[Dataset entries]
<<<<

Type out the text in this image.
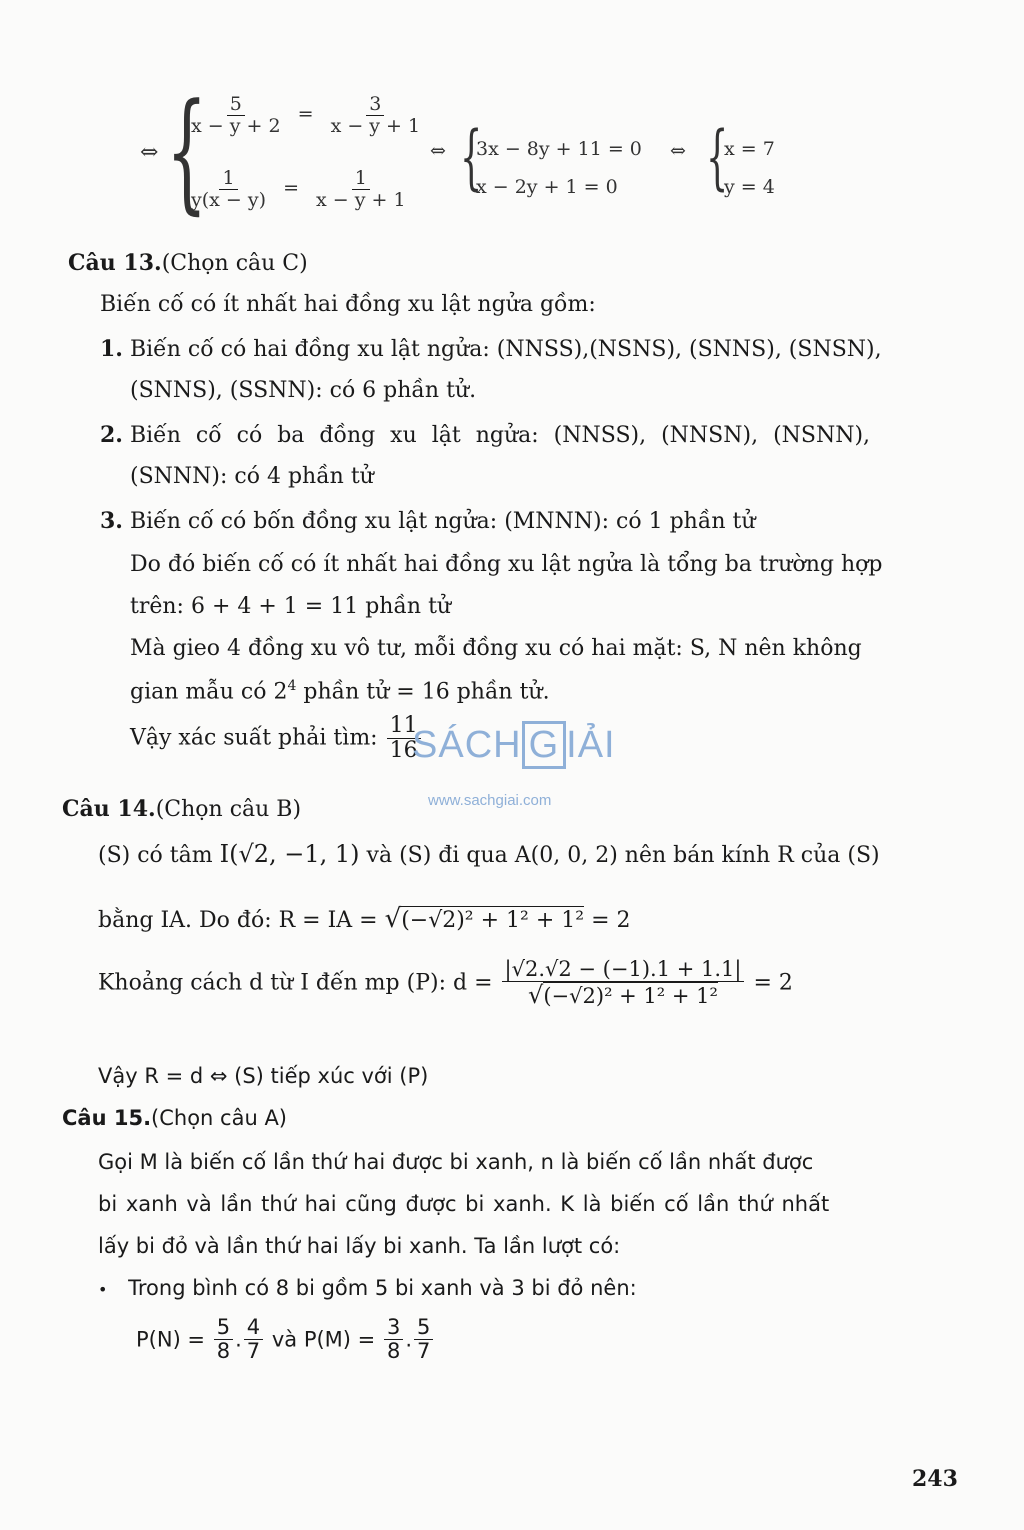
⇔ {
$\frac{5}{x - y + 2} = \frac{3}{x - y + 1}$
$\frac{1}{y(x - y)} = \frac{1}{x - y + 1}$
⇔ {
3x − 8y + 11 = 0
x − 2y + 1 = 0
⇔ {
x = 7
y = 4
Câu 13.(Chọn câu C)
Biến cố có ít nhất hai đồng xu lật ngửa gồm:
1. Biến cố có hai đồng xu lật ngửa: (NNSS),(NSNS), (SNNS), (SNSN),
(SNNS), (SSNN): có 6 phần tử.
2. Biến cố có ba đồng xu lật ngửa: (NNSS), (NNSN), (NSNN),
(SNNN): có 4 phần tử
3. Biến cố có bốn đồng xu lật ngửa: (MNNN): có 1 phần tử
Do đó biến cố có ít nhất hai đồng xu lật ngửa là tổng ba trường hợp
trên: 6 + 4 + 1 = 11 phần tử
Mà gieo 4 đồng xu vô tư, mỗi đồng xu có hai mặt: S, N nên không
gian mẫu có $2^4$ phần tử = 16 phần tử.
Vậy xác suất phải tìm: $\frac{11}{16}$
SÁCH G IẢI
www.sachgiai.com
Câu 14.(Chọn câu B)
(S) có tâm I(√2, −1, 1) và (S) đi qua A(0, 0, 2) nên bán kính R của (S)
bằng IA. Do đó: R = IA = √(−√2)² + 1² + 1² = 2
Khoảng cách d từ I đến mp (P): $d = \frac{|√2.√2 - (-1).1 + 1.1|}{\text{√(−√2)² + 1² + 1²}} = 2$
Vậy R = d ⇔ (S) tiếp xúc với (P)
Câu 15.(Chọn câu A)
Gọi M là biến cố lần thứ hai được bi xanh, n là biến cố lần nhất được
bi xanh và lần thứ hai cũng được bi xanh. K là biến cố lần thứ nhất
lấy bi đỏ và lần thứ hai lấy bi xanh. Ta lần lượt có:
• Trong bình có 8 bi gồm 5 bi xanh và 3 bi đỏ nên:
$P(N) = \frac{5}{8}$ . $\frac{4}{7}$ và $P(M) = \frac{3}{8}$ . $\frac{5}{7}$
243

>>>>
<<<<

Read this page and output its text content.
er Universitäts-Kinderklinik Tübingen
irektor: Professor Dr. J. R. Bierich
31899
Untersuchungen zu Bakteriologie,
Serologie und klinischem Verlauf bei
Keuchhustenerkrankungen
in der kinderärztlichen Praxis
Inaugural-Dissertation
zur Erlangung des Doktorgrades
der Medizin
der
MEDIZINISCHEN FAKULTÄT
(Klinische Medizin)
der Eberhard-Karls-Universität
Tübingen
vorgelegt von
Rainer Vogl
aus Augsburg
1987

>>>>

What to produce: Among the records above, find each line holding the string "NNSS" and pull it out.

Response to the exercise:
1. Biến cố có hai đồng xu lật ngửa: (NNSS),(NSNS), (SNNS), (SNSN),
2. Biến cố có ba đồng xu lật ngửa: (NNSS), (NNSN), (NSNN),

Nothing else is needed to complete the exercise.